> Written exercise
Begin at the line that contains "Extract all readable text from this page." and reproduce it along with every line after it to the end of the listing; skip any pictures.

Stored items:
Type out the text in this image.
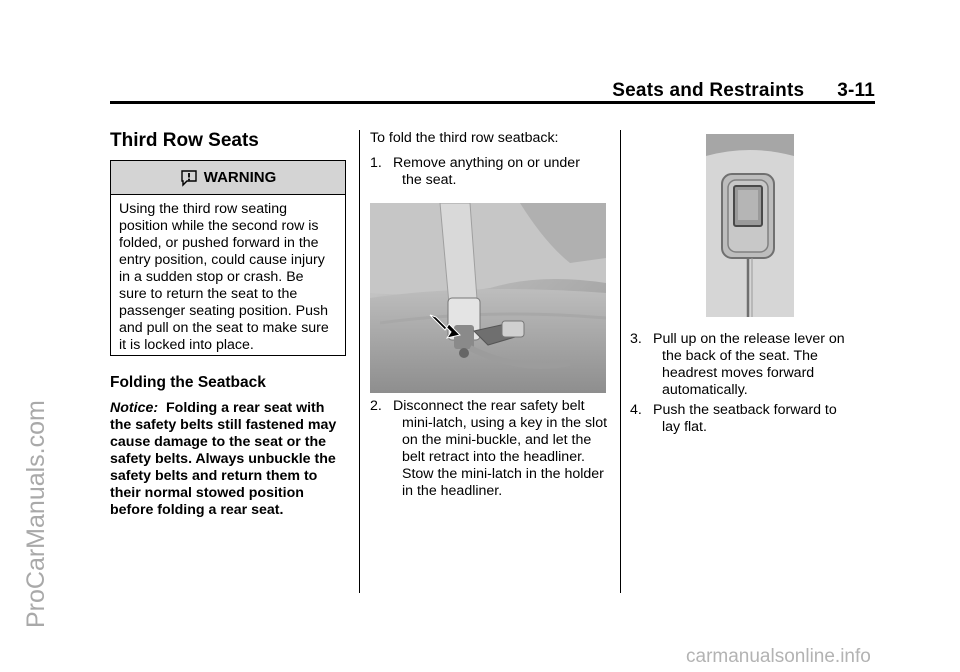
ProCarManuals.com
Seats and Restraints 3-11
Third Row Seats
WARNING
Using the third row seating
position while the second row is
folded, or pushed forward in the
entry position, could cause injury
in a sudden stop or crash. Be
sure to return the seat to the
passenger seating position. Push
and pull on the seat to make sure
it is locked into place.
Folding the Seatback
Notice: Folding a rear seat with
the safety belts still fastened may
cause damage to the seat or the
safety belts. Always unbuckle the
safety belts and return them to
their normal stowed position
before folding a rear seat.
To fold the third row seatback:
1. Remove anything on or under
the seat.
2. Disconnect the rear safety belt
mini-latch, using a key in the slot
on the mini-buckle, and let the
belt retract into the headliner.
Stow the mini-latch in the holder
in the headliner.
3. Pull up on the release lever on
the back of the seat. The
headrest moves forward
automatically.
4. Push the seatback forward to
lay flat.
carmanualsonline.info
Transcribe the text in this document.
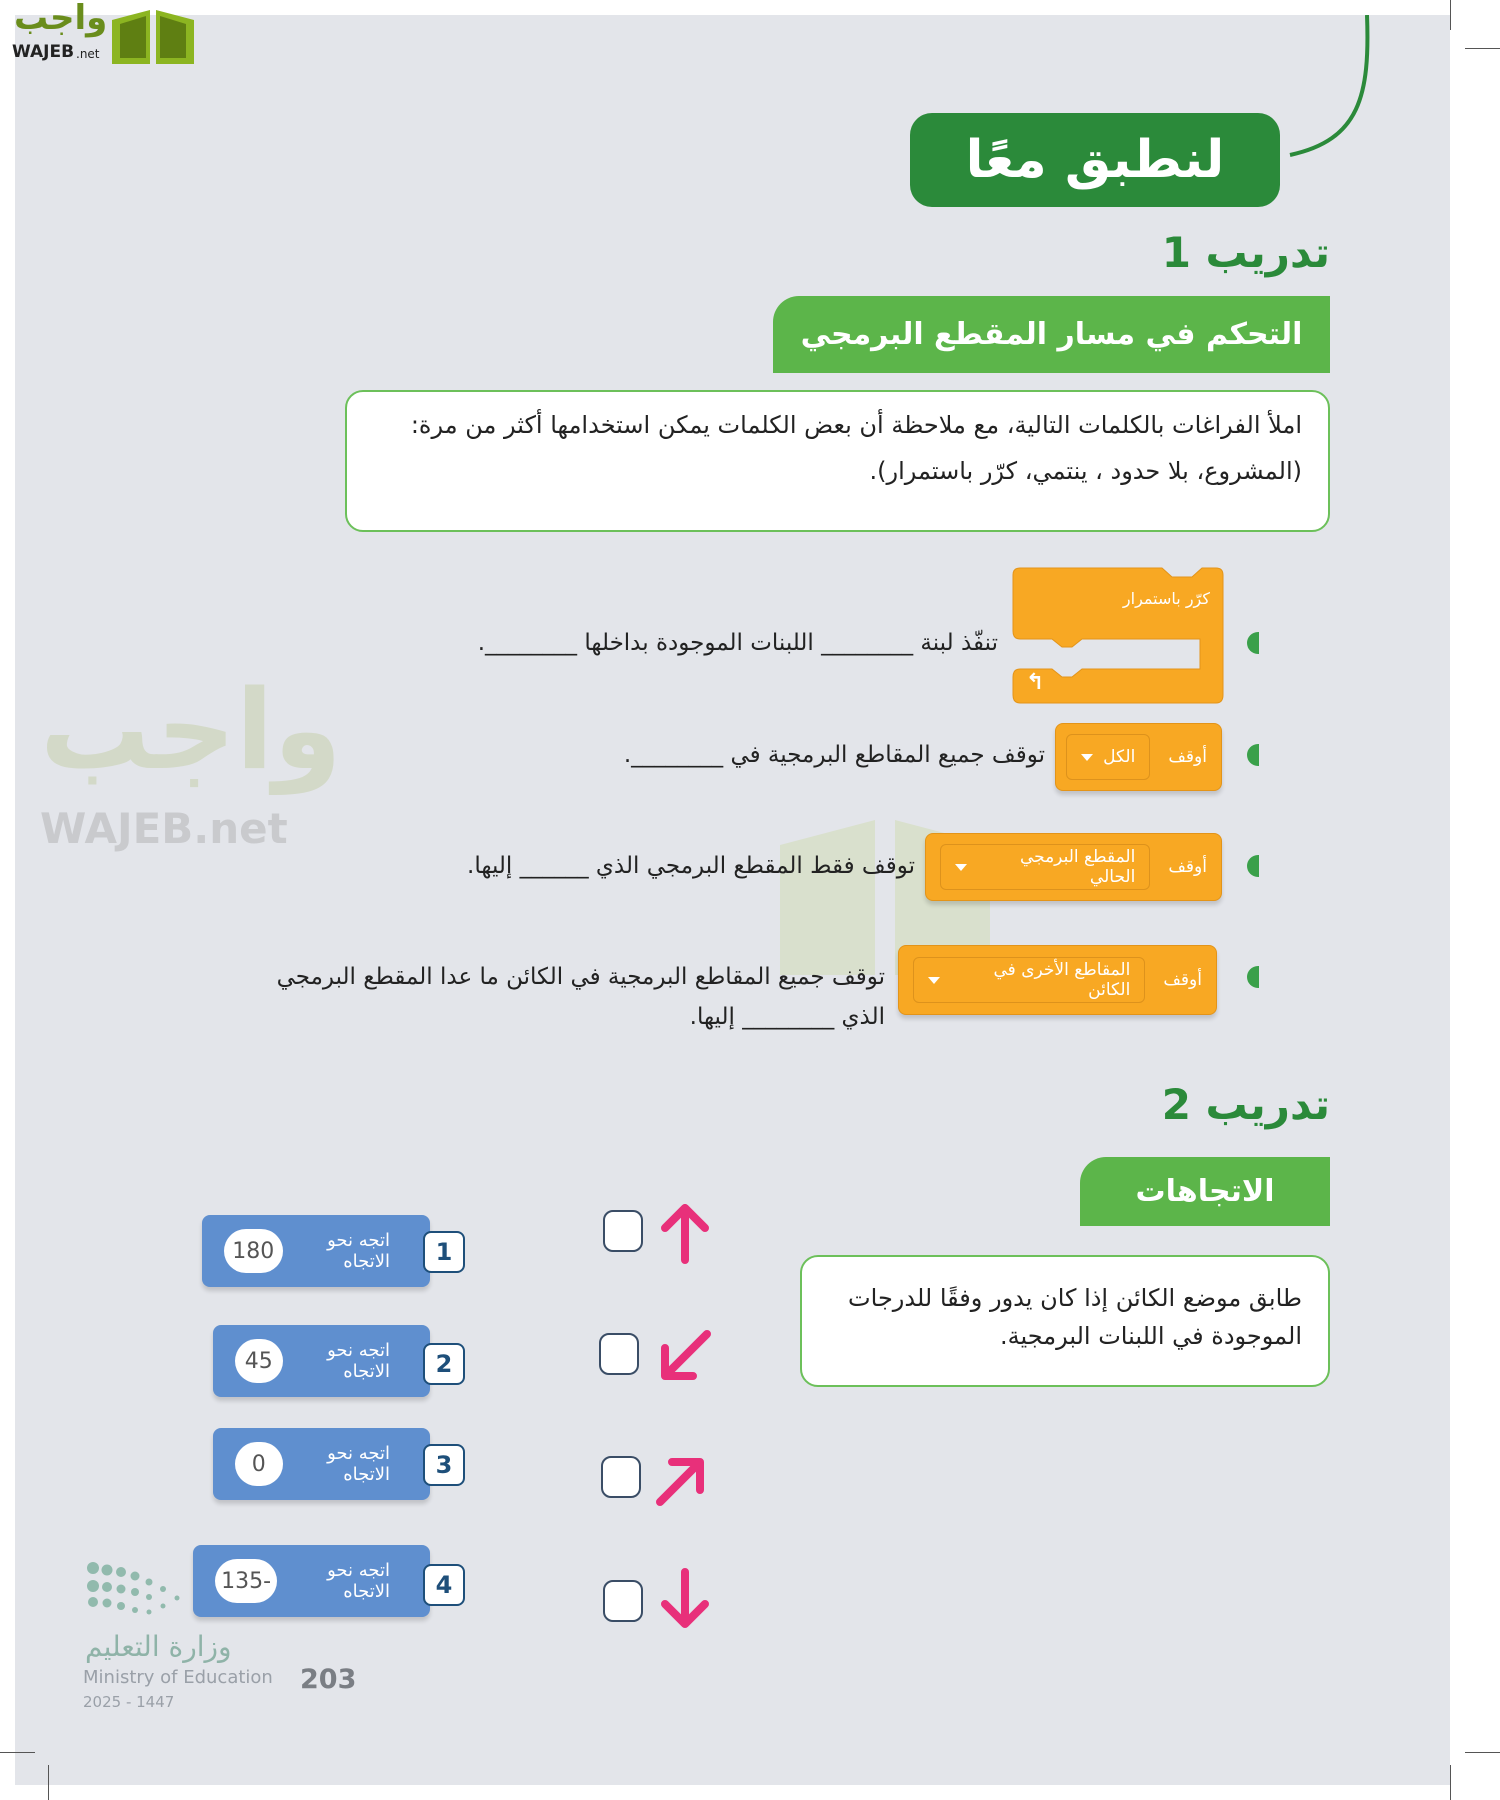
واجب
WAJEB .net
لنطبق معًا
تدريب 1
التحكم في مسار المقطع البرمجي
املأ الفراغات بالكلمات التالية، مع ملاحظة أن بعض الكلمات يمكن استخدامها أكثر من مرة:
(المشروع، بلا حدود ، ينتمي، كرّر باستمرار).
واجب
WAJEB.net
كرّر باستمرار
↰
تنفّذ لبنة ________ اللبنات الموجودة بداخلها ________.
أوقف
الكل
توقف جميع المقاطع البرمجية في ________.
أوقف
المقطع البرمجي الحالي
توقف فقط المقطع البرمجي الذي ______ إليها.
أوقف
المقاطع الأخرى في الكائن
توقف جميع المقاطع البرمجية في الكائن ما عدا المقطع البرمجي
الذي ________ إليها.
تدريب 2
الاتجاهات
طابق موضع الكائن إذا كان يدور وفقًا للدرجات الموجودة في اللبنات البرمجية.
اتجه نحو الاتجاه
180
اتجه نحو الاتجاه
45
اتجه نحو الاتجاه
0
اتجه نحو الاتجاه
-135
1
2
3
4
وزارة التعليم
Ministry of Education
2025 - 1447
203
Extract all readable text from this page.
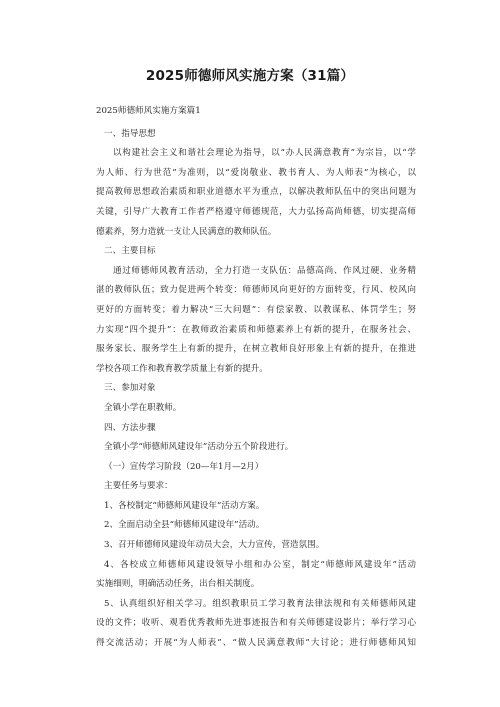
2025师德师风实施方案（31篇）
2025师德师风实施方案篇1
一、指导思想
以构建社会主义和谐社会理论为指导，以“办人民满意教育”为宗旨，以“学
为人师、行为世范”为准则，以“爱岗敬业、教书育人、为人师表”为核心，以
提高教师思想政治素质和职业道德水平为重点，以解决教师队伍中的突出问题为
关键，引导广大教育工作者严格遵守师德规范，大力弘扬高尚师德，切实提高师
德素养，努力造就一支让人民满意的教师队伍。
二、主要目标
通过师德师风教育活动，全力打造一支队伍：品德高尚、作风过硬、业务精
湛的教师队伍；致力促进两个转变：师德师风向更好的方面转变，行风、校风向
更好的方面转变；着力解决“三大问题”：有偿家教、以教谋私、体罚学生；努
力实现“四个提升”：在教师政治素质和师德素养上有新的提升，在服务社会、
服务家长、服务学生上有新的提升，在树立教师良好形象上有新的提升，在推进
学校各项工作和教育教学质量上有新的提升。
三、参加对象
全镇小学在职教师。
四、方法步骤
全镇小学“师德师风建设年”活动分五个阶段进行。
（一）宣传学习阶段（20—年1月—2月）
主要任务与要求：
1、各校制定“师德师风建设年”活动方案。
2、全面启动全县“师德师风建设年”活动。
3、召开师德师风建设年动员大会，大力宣传，营造氛围。
4、各校成立师德师风建设领导小组和办公室，制定“师德师风建设年”活动
实施细则，明确活动任务，出台相关制度。
5、认真组织好相关学习。组织教职员工学习教育法律法规和有关师德师风建
设的文件；收听、观看优秀教师先进事迹报告和有关师德建设影片；举行学习心
得交流活动；开展“为人师表”、“做人民满意教师”大讨论；进行师德师风知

> Answer to this task
Extract all readable text from this page.
2025师德师风实施方案（31篇）
2025师德师风实施方案篇1
一、指导思想
以构建社会主义和谐社会理论为指导，以“办人民满意教育”为宗旨，以“学
为人师、行为世范”为准则，以“爱岗敬业、教书育人、为人师表”为核心，以
提高教师思想政治素质和职业道德水平为重点，以解决教师队伍中的突出问题为
关键，引导广大教育工作者严格遵守师德规范，大力弘扬高尚师德，切实提高师
德素养，努力造就一支让人民满意的教师队伍。
二、主要目标
通过师德师风教育活动，全力打造一支队伍：品德高尚、作风过硬、业务精
湛的教师队伍；致力促进两个转变：师德师风向更好的方面转变，行风、校风向
更好的方面转变；着力解决“三大问题”：有偿家教、以教谋私、体罚学生；努
力实现“四个提升”：在教师政治素质和师德素养上有新的提升，在服务社会、
服务家长、服务学生上有新的提升，在树立教师良好形象上有新的提升，在推进
学校各项工作和教育教学质量上有新的提升。
三、参加对象
全镇小学在职教师。
四、方法步骤
全镇小学“师德师风建设年”活动分五个阶段进行。
（一）宣传学习阶段（20—年1月—2月）
主要任务与要求：
1、各校制定“师德师风建设年”活动方案。
2、全面启动全县“师德师风建设年”活动。
3、召开师德师风建设年动员大会，大力宣传，营造氛围。
4、各校成立师德师风建设领导小组和办公室，制定“师德师风建设年”活动
实施细则，明确活动任务，出台相关制度。
5、认真组织好相关学习。组织教职员工学习教育法律法规和有关师德师风建
设的文件；收听、观看优秀教师先进事迹报告和有关师德建设影片；举行学习心
得交流活动；开展“为人师表”、“做人民满意教师”大讨论；进行师德师风知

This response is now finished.